[start of SUPPLIED MATERIAL]
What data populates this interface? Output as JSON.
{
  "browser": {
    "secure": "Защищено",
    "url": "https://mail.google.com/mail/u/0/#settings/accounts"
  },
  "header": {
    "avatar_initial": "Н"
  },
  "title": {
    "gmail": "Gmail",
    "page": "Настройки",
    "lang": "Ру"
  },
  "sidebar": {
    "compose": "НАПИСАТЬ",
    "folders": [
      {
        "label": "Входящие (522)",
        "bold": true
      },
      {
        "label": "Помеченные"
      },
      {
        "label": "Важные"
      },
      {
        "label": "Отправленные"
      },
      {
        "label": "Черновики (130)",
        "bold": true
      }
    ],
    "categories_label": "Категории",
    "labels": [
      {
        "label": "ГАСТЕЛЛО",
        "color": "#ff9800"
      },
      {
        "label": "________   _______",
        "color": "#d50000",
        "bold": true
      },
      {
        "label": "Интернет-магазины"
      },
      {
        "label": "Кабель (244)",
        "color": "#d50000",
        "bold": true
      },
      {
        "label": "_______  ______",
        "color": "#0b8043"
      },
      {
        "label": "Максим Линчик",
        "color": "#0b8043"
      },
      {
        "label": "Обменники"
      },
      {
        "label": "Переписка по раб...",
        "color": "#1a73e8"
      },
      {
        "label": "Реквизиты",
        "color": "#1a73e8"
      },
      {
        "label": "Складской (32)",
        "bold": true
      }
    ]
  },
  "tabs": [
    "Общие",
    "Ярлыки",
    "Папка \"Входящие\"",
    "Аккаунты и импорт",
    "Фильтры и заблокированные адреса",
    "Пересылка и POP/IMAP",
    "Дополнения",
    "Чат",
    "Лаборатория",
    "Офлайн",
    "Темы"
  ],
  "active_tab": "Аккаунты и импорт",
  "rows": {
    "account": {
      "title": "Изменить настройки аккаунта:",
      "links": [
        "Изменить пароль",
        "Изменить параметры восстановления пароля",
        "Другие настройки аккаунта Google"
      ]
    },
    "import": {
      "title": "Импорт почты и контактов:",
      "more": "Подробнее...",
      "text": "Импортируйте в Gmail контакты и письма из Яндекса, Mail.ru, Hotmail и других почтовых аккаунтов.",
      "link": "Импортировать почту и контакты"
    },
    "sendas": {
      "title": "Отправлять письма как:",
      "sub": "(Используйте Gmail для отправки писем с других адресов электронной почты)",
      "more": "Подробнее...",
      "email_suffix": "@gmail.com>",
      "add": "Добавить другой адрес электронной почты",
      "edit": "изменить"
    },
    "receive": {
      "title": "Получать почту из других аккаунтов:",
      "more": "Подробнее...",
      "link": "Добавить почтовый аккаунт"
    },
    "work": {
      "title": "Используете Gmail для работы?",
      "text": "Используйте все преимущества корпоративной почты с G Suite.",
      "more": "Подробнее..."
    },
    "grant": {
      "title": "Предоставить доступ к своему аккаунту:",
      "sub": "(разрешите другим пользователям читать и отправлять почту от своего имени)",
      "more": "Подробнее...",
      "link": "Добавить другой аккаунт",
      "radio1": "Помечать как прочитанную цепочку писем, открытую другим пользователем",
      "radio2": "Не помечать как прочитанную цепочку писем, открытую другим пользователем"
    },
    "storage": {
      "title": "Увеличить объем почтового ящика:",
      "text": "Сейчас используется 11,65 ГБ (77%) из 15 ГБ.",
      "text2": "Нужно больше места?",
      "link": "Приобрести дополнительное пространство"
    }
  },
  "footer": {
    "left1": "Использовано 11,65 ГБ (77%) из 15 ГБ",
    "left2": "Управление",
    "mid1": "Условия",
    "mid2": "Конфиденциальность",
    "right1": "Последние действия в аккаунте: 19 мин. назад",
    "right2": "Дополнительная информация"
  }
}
[end of SUPPLIED MATERIAL]
[start of SUPPLIED MATERIAL]
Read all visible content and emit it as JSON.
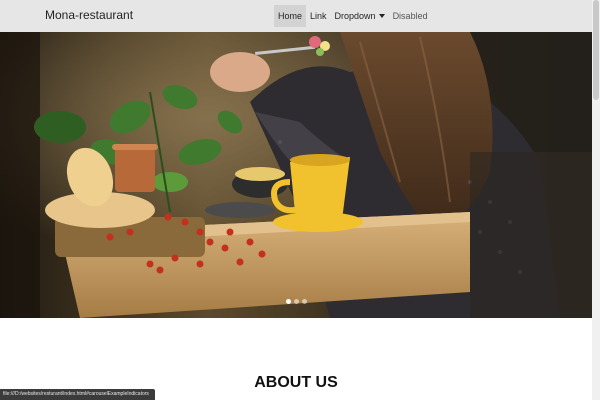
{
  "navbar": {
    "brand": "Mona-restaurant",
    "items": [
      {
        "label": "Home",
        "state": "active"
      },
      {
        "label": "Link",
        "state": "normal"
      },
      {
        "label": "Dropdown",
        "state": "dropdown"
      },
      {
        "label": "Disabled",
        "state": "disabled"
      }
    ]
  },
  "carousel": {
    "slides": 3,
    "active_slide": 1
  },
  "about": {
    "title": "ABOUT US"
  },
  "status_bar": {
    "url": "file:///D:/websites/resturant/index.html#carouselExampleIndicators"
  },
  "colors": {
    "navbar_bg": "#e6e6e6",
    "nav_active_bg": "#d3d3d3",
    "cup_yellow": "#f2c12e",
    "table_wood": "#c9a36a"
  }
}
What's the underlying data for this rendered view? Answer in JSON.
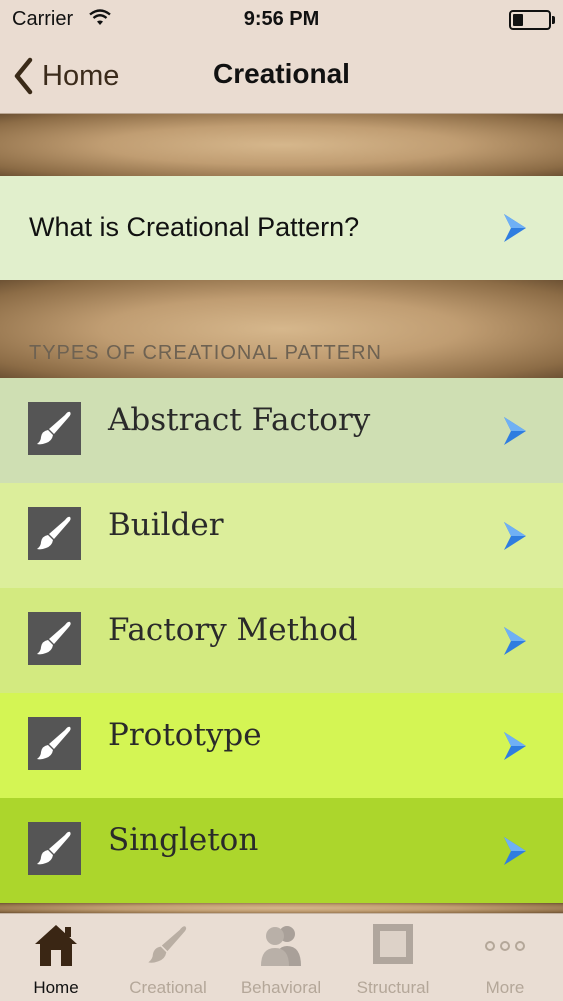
[end of SUPPLIED MATERIAL]
- **EXERCISE REQUIREMENTS**:
Exactly as they appear, write out the lines from the one containing "Read all visible content and emit it as JSON." down to the one containing "What's the underlying", both included. Pictures are left out.

- **FULL ANSWER**:
Read all visible content and emit it as JSON.
{
  "navbar": {
    "brand": "Mona-restaurant",
    "items": [
      {
        "label": "Home",
        "state": "active"
      },
      {
        "label": "Link",
        "state": "normal"
      },
      {
        "label": "Dropdown",
        "state": "dropdown"
      },
      {
        "label": "Disabled",
        "state": "disabled"
      }
    ]
  },
  "carousel": {
    "slides": 3,
    "active_slide": 1
  },
  "about": {
    "title": "ABOUT US"
  },
  "status_bar": {
    "url": "file:///D:/websites/resturant/index.html#carouselExampleIndicators"
  },
  "colors": {
    "navbar_bg": "#e6e6e6",
    "nav_active_bg": "#d3d3d3",
    "cup_yellow": "#f2c12e",
    "table_wood": "#c9a36a"
  }
}
What's the underlying data for this rendered view? Answer in JSON.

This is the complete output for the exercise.